** Required work **
Count every line of the data that includes "Solar". State only the number.

Collection entries:
+ + + + + + +
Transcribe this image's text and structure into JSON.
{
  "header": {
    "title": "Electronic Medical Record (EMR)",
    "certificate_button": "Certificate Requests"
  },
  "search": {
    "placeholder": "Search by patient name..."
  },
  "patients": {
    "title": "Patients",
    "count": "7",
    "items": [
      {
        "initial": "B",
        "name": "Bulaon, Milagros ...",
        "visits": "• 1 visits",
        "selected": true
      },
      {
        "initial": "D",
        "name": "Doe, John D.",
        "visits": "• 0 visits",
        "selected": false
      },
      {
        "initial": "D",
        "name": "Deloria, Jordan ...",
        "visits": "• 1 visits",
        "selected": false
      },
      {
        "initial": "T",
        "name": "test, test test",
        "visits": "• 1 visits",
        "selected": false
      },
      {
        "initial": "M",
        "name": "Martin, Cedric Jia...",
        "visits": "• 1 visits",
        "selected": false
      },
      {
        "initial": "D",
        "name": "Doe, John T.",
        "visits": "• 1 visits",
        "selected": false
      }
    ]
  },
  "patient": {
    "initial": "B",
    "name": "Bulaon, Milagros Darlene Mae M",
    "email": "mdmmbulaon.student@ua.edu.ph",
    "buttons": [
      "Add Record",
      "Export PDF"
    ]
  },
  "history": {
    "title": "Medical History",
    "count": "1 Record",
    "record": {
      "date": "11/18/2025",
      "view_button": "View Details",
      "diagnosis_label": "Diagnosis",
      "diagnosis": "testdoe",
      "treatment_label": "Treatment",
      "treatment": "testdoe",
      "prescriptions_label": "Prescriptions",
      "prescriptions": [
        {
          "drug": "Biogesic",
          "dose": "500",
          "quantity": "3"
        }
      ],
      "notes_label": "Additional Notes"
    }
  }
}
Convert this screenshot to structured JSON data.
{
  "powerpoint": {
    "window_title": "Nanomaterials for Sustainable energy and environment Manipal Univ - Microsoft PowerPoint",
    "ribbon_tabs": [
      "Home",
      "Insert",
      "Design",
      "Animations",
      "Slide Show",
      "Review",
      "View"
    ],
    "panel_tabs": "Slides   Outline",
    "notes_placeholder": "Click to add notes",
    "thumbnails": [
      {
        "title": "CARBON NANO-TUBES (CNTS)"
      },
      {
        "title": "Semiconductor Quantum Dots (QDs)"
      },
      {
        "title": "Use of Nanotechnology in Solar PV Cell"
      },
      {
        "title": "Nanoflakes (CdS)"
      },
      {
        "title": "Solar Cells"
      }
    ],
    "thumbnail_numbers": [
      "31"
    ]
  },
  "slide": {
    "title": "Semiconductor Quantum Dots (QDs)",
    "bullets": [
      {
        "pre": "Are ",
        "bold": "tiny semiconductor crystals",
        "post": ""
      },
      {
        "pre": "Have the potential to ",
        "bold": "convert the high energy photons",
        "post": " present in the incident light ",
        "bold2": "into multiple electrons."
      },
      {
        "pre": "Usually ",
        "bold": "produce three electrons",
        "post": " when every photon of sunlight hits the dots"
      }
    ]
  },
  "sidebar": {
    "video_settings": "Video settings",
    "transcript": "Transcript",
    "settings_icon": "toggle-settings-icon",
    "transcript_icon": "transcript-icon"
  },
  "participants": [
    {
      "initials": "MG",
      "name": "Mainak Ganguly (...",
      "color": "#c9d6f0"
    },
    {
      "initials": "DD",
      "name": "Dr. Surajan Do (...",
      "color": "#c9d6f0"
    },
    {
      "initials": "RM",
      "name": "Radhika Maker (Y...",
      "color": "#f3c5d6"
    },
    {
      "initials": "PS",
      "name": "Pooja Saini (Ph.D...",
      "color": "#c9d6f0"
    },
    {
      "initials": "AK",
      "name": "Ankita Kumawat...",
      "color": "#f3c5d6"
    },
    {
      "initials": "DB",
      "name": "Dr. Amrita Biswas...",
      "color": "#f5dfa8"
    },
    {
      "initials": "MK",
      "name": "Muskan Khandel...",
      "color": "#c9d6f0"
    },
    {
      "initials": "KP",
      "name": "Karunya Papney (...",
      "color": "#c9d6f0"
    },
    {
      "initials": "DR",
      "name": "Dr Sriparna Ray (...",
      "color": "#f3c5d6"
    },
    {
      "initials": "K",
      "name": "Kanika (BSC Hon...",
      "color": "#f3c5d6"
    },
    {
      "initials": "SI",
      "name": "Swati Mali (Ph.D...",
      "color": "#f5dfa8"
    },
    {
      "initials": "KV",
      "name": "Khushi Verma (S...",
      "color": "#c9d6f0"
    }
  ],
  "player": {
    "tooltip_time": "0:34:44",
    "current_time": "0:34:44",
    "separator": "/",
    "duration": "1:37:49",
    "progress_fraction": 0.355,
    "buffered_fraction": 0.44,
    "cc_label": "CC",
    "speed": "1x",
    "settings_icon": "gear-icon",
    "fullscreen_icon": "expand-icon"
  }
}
+ + + + + + +
** Solution to this task **
2